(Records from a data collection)
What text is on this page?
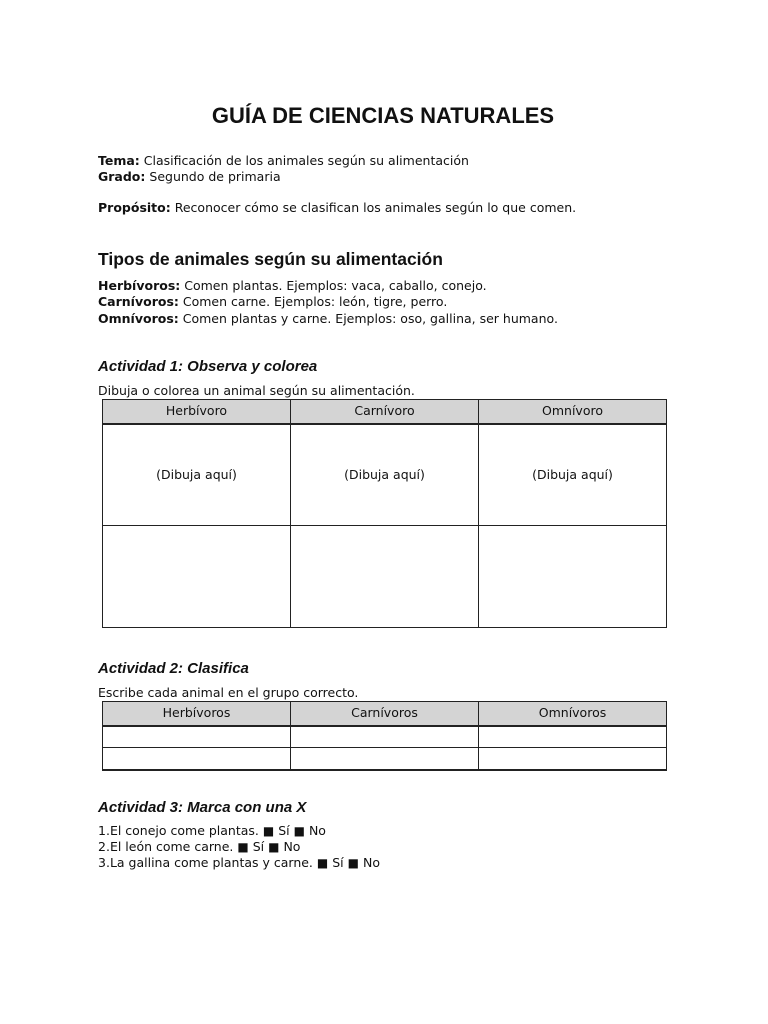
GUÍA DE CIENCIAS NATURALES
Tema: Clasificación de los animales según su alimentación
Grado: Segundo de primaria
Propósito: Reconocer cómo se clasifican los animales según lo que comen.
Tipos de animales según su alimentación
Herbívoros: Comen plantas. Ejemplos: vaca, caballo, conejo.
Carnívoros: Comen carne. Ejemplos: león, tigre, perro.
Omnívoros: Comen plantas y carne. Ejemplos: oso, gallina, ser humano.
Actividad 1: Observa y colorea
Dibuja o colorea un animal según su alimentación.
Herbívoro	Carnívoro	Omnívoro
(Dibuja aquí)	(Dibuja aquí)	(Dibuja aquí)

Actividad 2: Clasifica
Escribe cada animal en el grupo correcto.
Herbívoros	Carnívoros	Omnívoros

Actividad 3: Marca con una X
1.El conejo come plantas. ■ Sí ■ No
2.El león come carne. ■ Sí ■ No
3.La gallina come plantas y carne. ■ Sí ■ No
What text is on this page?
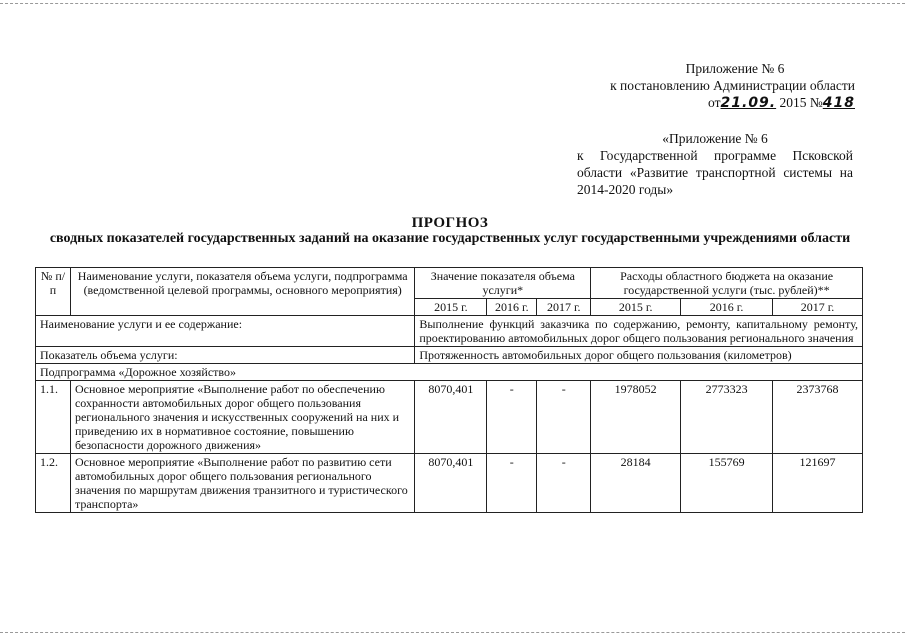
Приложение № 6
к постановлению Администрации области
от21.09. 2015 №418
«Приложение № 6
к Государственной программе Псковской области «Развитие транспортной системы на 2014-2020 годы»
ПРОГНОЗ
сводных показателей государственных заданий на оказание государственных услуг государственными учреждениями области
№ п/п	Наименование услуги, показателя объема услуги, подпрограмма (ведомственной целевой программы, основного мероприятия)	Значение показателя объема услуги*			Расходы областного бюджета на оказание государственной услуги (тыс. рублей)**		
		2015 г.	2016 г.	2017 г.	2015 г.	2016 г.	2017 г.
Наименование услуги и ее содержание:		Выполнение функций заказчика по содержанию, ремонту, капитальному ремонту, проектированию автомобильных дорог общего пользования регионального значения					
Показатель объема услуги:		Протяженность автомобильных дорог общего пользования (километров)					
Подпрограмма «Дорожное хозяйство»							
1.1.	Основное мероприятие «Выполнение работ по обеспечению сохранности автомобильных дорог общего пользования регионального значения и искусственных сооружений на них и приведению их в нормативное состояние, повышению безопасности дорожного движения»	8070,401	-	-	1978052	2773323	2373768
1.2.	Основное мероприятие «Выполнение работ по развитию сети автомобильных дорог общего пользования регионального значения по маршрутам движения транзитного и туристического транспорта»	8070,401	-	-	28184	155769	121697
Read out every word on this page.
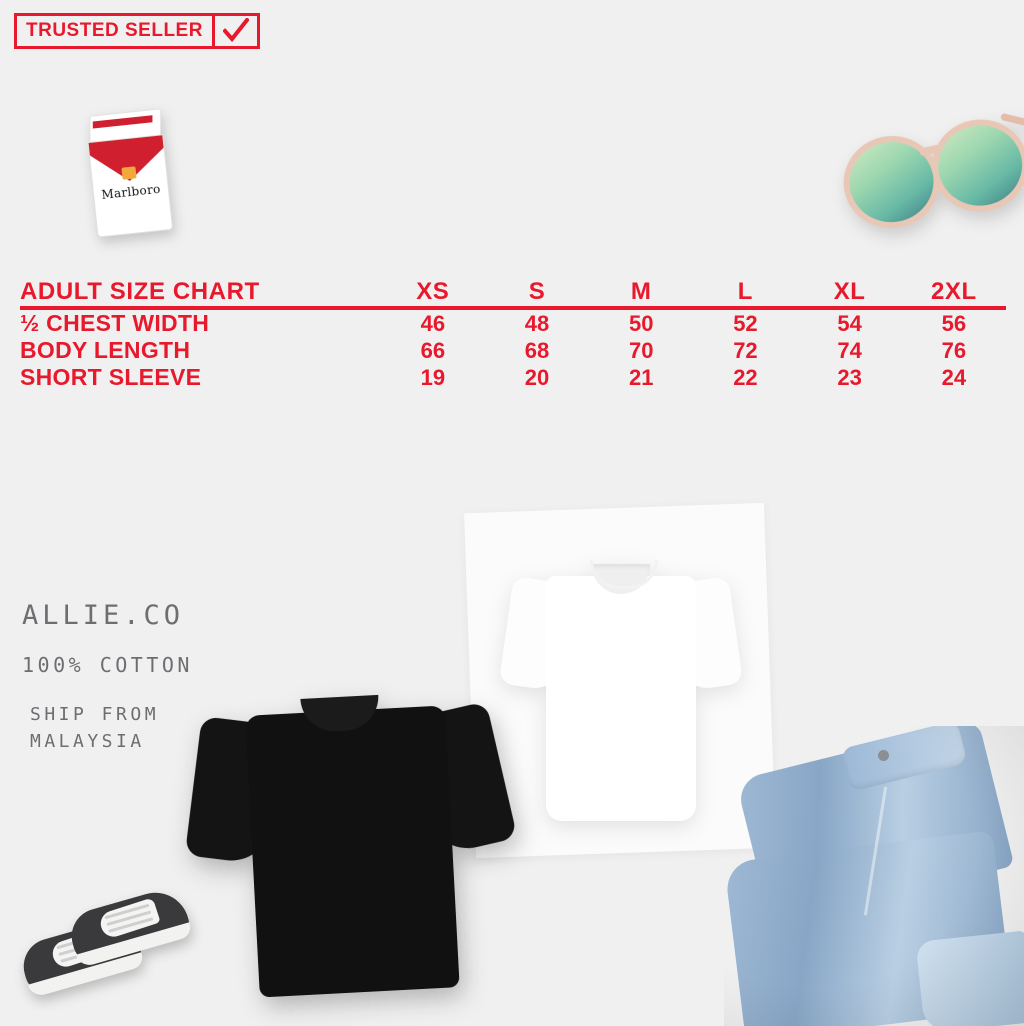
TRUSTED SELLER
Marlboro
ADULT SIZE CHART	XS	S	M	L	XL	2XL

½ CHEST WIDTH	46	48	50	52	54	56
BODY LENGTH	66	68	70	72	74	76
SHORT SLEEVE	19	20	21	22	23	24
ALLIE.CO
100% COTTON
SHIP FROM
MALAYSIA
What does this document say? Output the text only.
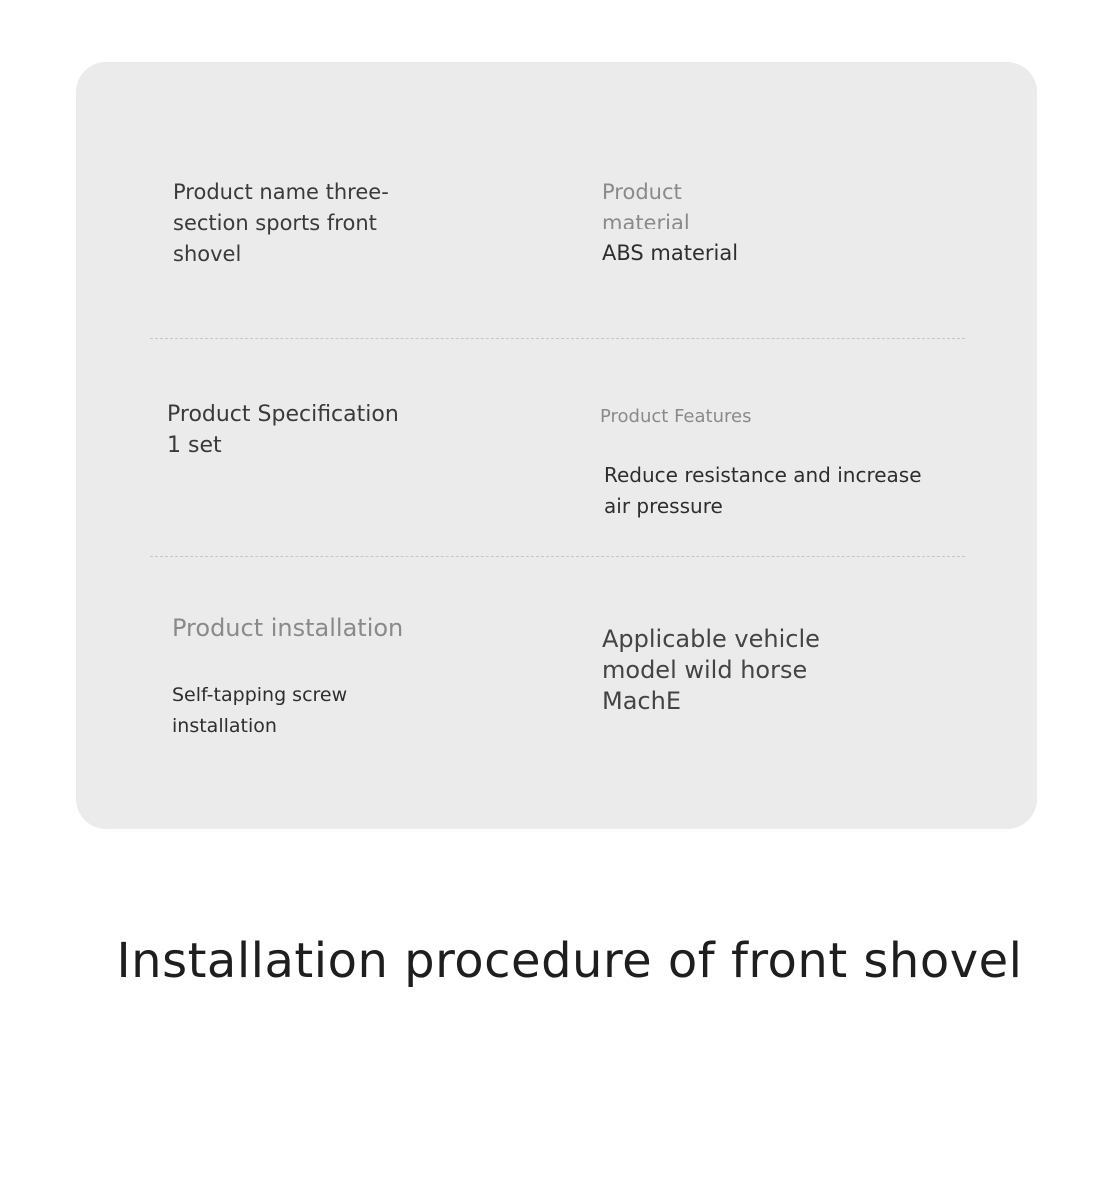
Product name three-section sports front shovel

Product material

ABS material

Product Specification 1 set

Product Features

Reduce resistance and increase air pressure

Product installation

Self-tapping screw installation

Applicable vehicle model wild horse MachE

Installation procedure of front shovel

PROBLEM TO WORK ON:
Copy out the listing exactly as it stands, but not the pictures.

FULL SOLUTION:
What text is on this page?
GUÍA DE CIENCIAS NATURALES
Tema: Clasificación de los animales según su alimentación
Grado: Segundo de primaria
Propósito: Reconocer cómo se clasifican los animales según lo que comen.
Tipos de animales según su alimentación
Herbívoros: Comen plantas. Ejemplos: vaca, caballo, conejo.
Carnívoros: Comen carne. Ejemplos: león, tigre, perro.
Omnívoros: Comen plantas y carne. Ejemplos: oso, gallina, ser humano.
Actividad 1: Observa y colorea
Dibuja o colorea un animal según su alimentación.
Herbívoro	Carnívoro	Omnívoro
(Dibuja aquí)	(Dibuja aquí)	(Dibuja aquí)

Actividad 2: Clasifica
Escribe cada animal en el grupo correcto.
Herbívoros	Carnívoros	Omnívoros

Actividad 3: Marca con una X
1.El conejo come plantas. ■ Sí ■ No
2.El león come carne. ■ Sí ■ No
3.La gallina come plantas y carne. ■ Sí ■ No
What text is on this page?
Приложение № 6
к постановлению Администрации области
от21.09. 2015 №418
«Приложение № 6
к Государственной программе Псковской области «Развитие транспортной системы на 2014-2020 годы»
ПРОГНОЗ
сводных показателей государственных заданий на оказание государственных услуг государственными учреждениями области
№ п/п	Наименование услуги, показателя объема услуги, подпрограмма (ведомственной целевой программы, основного мероприятия)	Значение показателя объема услуги*			Расходы областного бюджета на оказание государственной услуги (тыс. рублей)**		
		2015 г.	2016 г.	2017 г.	2015 г.	2016 г.	2017 г.
Наименование услуги и ее содержание:		Выполнение функций заказчика по содержанию, ремонту, капитальному ремонту, проектированию автомобильных дорог общего пользования регионального значения					
Показатель объема услуги:		Протяженность автомобильных дорог общего пользования (километров)					
Подпрограмма «Дорожное хозяйство»							
1.1.	Основное мероприятие «Выполнение работ по обеспечению сохранности автомобильных дорог общего пользования регионального значения и искусственных сооружений на них и приведению их в нормативное состояние, повышению безопасности дорожного движения»	8070,401	-	-	1978052	2773323	2373768
1.2.	Основное мероприятие «Выполнение работ по развитию сети автомобильных дорог общего пользования регионального значения по маршрутам движения транзитного и туристического транспорта»	8070,401	-	-	28184	155769	121697
Read out every word on this page.
TRUSTED SELLER
Marlboro
ADULT SIZE CHART	XS	S	M	L	XL	2XL

½ CHEST WIDTH	46	48	50	52	54	56
BODY LENGTH	66	68	70	72	74	76
SHORT SLEEVE	19	20	21	22	23	24
ALLIE.CO
100% COTTON
SHIP FROM
MALAYSIA
What does this document say? Output the text only.
Product name three-section sports front shovel

Product material

ABS material

Product Specification 1 set

Product Features

Reduce resistance and increase air pressure

Product installation

Self-tapping screw installation

Applicable vehicle model wild horse MachE

Installation procedure of front shovel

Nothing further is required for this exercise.